(Aim of the exercise) Read the records and gather each line that includes "alimentation".

Source data:
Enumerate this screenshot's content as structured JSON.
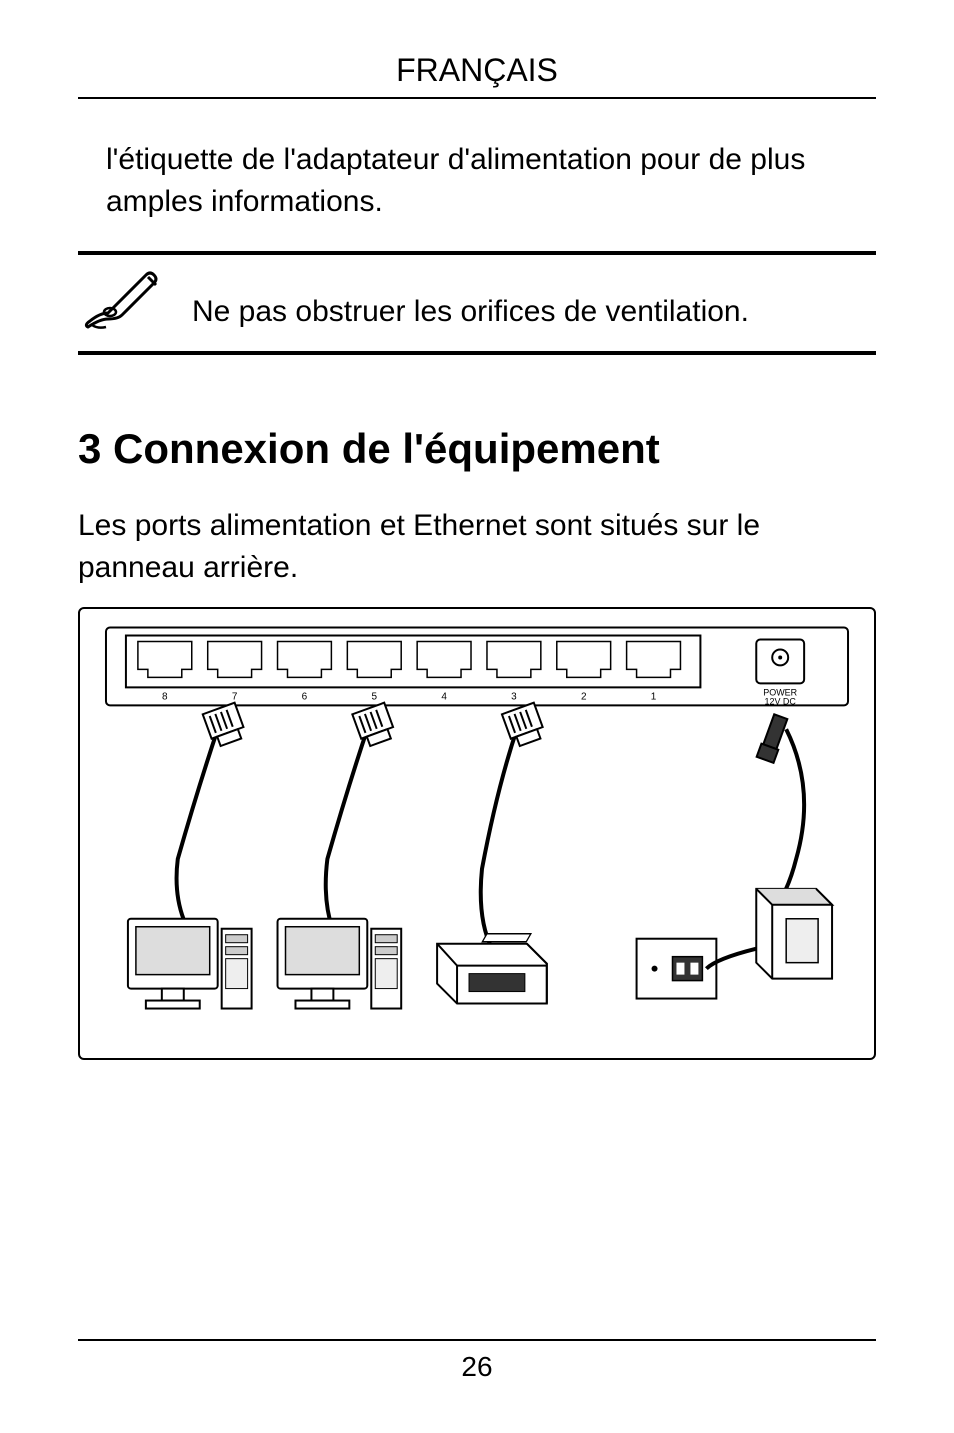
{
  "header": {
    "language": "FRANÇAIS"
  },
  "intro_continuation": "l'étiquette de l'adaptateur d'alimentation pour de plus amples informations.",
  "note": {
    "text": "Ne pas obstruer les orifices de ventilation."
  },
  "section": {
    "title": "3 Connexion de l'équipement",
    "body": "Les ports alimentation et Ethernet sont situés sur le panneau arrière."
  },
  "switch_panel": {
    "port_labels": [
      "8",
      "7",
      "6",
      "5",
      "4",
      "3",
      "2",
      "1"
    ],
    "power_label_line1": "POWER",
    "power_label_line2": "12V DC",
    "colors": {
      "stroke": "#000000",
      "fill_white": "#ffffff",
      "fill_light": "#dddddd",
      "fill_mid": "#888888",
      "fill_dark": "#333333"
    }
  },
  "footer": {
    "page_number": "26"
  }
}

--

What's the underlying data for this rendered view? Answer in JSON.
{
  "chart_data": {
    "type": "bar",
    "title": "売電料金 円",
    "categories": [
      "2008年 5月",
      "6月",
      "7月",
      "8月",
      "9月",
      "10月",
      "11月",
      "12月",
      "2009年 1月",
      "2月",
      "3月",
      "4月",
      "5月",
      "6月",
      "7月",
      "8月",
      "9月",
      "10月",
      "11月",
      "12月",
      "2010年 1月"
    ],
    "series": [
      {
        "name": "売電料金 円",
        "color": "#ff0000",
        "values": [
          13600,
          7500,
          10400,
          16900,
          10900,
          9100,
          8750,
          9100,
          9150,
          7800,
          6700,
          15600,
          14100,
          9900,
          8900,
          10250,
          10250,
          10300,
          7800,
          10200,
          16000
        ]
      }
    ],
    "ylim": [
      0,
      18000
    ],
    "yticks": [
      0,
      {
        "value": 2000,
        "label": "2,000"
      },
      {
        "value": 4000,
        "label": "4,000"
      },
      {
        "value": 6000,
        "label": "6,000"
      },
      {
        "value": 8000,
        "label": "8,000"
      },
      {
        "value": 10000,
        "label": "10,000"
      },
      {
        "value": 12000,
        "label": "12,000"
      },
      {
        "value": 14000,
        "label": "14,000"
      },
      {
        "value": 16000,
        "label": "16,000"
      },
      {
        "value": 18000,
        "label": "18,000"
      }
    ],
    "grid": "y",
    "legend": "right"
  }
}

(Response)
  "intro_continuation": "l'étiquette de l'adaptateur d'alimentation pour de plus amples informations.",
    "body": "Les ports alimentation et Ethernet sont situés sur le panneau arrière."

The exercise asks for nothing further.